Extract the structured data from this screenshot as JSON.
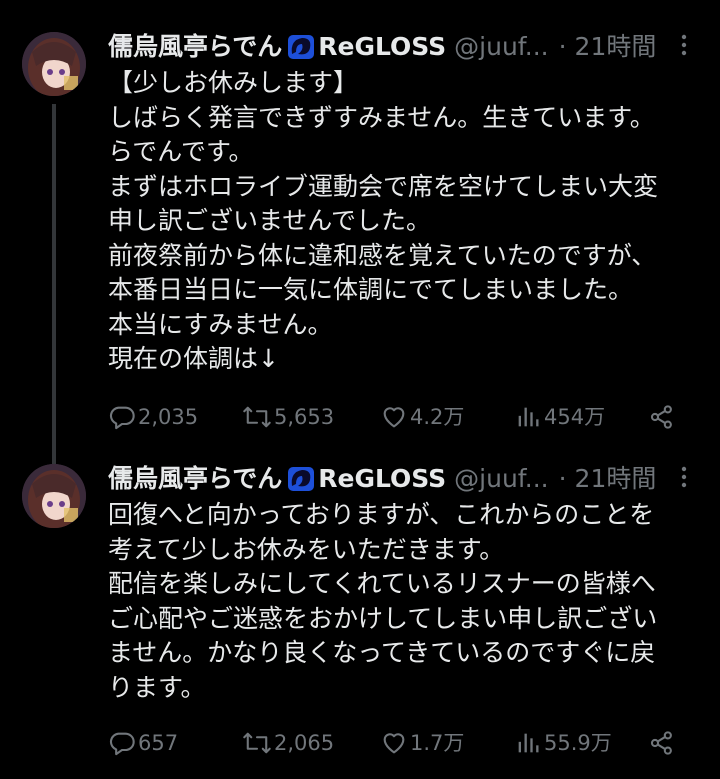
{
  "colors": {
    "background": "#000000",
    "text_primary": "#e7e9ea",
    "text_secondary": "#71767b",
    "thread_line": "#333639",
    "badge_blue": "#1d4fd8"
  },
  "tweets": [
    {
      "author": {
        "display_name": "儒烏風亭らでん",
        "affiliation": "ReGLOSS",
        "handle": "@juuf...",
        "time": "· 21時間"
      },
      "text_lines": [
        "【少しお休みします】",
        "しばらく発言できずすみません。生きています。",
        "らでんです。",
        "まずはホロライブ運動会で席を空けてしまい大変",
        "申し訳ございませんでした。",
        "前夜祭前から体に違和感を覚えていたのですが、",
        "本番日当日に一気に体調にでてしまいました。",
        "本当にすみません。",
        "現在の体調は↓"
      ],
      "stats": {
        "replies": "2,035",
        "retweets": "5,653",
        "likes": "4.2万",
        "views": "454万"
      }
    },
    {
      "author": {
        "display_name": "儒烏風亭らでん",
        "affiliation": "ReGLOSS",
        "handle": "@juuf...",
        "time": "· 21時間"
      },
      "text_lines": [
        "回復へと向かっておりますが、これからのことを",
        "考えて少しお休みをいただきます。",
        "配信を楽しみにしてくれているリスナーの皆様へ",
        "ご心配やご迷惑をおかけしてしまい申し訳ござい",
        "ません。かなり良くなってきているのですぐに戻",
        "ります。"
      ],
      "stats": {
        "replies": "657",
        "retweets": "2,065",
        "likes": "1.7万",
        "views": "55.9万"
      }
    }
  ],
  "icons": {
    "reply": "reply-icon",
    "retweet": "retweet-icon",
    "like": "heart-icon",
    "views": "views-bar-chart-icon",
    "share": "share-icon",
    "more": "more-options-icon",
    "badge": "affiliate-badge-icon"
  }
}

• • • • •

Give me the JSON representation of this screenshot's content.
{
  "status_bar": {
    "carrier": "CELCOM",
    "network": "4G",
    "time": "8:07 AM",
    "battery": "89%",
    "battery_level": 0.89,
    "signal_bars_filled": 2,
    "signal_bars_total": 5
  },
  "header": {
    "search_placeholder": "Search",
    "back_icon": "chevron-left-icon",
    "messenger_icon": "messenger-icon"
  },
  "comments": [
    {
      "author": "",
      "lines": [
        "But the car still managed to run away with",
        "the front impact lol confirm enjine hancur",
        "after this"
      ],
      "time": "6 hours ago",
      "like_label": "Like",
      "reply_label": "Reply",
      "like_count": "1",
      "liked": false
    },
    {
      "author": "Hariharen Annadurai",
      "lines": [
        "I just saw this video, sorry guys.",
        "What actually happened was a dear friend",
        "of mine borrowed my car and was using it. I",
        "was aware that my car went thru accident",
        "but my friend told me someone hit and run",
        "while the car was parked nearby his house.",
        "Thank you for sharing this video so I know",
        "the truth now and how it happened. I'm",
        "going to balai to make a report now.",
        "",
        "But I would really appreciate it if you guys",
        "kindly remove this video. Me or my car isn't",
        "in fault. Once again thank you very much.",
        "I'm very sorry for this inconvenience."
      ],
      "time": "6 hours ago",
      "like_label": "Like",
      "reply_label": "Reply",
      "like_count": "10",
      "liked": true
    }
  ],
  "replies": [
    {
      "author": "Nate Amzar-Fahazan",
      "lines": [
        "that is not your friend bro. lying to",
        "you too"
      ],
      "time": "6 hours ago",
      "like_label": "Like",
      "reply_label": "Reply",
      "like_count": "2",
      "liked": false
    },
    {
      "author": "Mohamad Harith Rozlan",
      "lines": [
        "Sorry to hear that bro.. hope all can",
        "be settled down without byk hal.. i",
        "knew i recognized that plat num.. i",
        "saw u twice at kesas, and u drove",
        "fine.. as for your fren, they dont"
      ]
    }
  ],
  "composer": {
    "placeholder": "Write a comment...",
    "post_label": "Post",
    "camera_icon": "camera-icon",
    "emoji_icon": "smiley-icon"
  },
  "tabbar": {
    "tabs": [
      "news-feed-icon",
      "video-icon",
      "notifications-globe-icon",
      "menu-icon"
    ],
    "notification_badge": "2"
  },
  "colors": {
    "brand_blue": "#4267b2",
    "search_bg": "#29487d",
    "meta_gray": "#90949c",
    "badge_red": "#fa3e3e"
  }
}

• • • • •

◆ Work to complete ◆
Each line in the listing above that contains "views" should be copied.

◆ Output for this exercise ◆
        "views": "454万"
        "views": "55.9万"
    "views": "views-bar-chart-icon",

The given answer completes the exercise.